* **EXERCISE INSTRUCTIONS**
Give nothing except the number of lines containing the word "name".

* **DATASET RECORDS**
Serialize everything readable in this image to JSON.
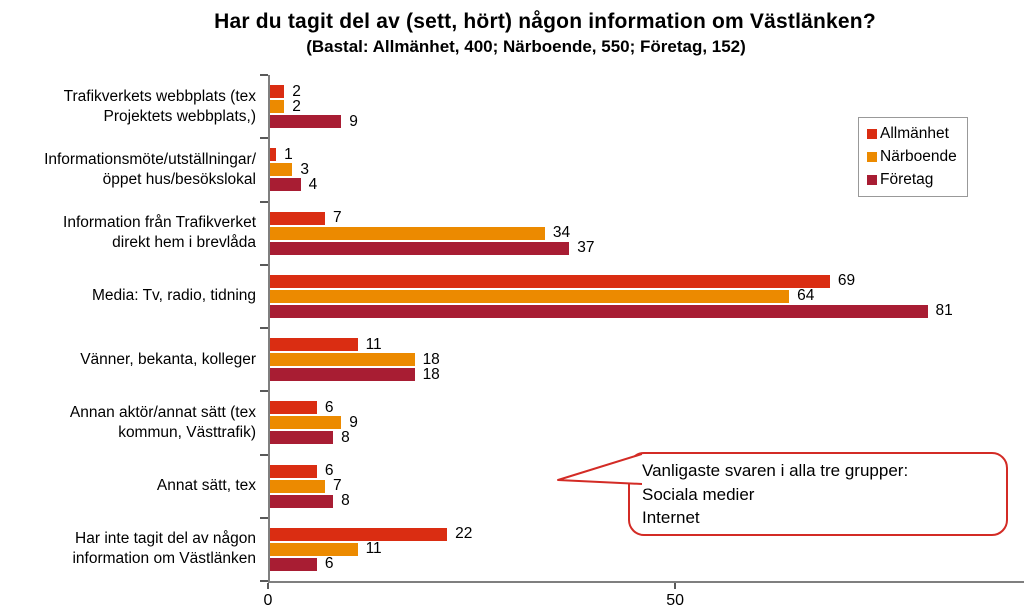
{
  "header": {
    "title": "Har du tagit del av (sett, hört) någon information om Västlänken?",
    "subtitle": "(Bastal: Allmänhet, 400; Närboende, 550; Företag, 152)"
  },
  "legend": {
    "items": [
      {
        "label": "Allmänhet",
        "color": "#DA2D12"
      },
      {
        "label": "Närboende",
        "color": "#EC8A00"
      },
      {
        "label": "Företag",
        "color": "#A81D33"
      }
    ]
  },
  "callout": {
    "text": "Vanligaste svaren i alla tre grupper:\nSociala medier\nInternet",
    "border_color": "#D32B25"
  },
  "chart_data": {
    "type": "bar",
    "orientation": "horizontal",
    "title": "Har du tagit del av (sett, hört) någon information om Västlänken?",
    "subtitle": "(Bastal: Allmänhet, 400; Närboende, 550; Företag, 152)",
    "categories": [
      "Trafikverkets webbplats (tex\nProjektets webbplats,)",
      "Informationsmöte/utställningar/\nöppet hus/besökslokal",
      "Information från Trafikverket\ndirekt hem i brevlåda",
      "Media: Tv, radio, tidning",
      "Vänner, bekanta, kolleger",
      "Annan aktör/annat sätt (tex\nkommun, Västtrafik)",
      "Annat sätt, tex",
      "Har inte tagit del av någon\ninformation om Västlänken"
    ],
    "series": [
      {
        "name": "Allmänhet",
        "color": "#DA2D12",
        "values": [
          2,
          1,
          7,
          69,
          11,
          6,
          6,
          22
        ]
      },
      {
        "name": "Närboende",
        "color": "#EC8A00",
        "values": [
          2,
          3,
          34,
          64,
          18,
          9,
          7,
          11
        ]
      },
      {
        "name": "Företag",
        "color": "#A81D33",
        "values": [
          9,
          4,
          37,
          81,
          18,
          8,
          8,
          6
        ]
      }
    ],
    "xlabel": "",
    "ylabel": "",
    "xlim": [
      0,
      92.6
    ],
    "xticks": [
      0,
      50
    ],
    "grid": false,
    "value_labels": true,
    "legend_position": "top-right"
  }
}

* **WRITTEN REPLY**
3